* Exercise directions *
Restate every entry word for word.

* Records for the exercise *
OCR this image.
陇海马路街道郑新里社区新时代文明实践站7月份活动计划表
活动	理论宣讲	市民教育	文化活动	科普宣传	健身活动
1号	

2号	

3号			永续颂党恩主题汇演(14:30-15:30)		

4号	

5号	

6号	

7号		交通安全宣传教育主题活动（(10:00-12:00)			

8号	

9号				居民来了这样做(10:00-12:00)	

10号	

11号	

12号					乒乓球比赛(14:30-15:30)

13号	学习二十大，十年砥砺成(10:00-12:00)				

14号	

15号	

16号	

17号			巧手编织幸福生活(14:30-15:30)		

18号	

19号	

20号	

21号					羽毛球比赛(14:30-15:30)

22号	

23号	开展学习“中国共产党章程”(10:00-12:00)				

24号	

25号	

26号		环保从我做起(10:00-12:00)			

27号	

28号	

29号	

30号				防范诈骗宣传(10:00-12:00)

* Exercise solution *
OCR this image.
陇海马路街道郑新里社区新时代文明实践站7月份活动计划表
活动	理论宣讲	市民教育	文化活动	科普宣传	健身活动
1号	

2号	

3号			永续颂党恩主题汇演(14:30-15:30)		

4号	

5号	

6号	

7号		交通安全宣传教育主题活动（(10:00-12:00)			

8号	

9号				居民来了这样做(10:00-12:00)	

10号	

11号	

12号					乒乓球比赛(14:30-15:30)

13号	学习二十大，十年砥砺成(10:00-12:00)				

14号	

15号	

16号	

17号			巧手编织幸福生活(14:30-15:30)		

18号	

19号	

20号	

21号					羽毛球比赛(14:30-15:30)

22号	

23号	开展学习“中国共产党章程”(10:00-12:00)				

24号	

25号	

26号		环保从我做起(10:00-12:00)			

27号	

28号	

29号	

30号				防范诈骗宣传(10:00-12:00)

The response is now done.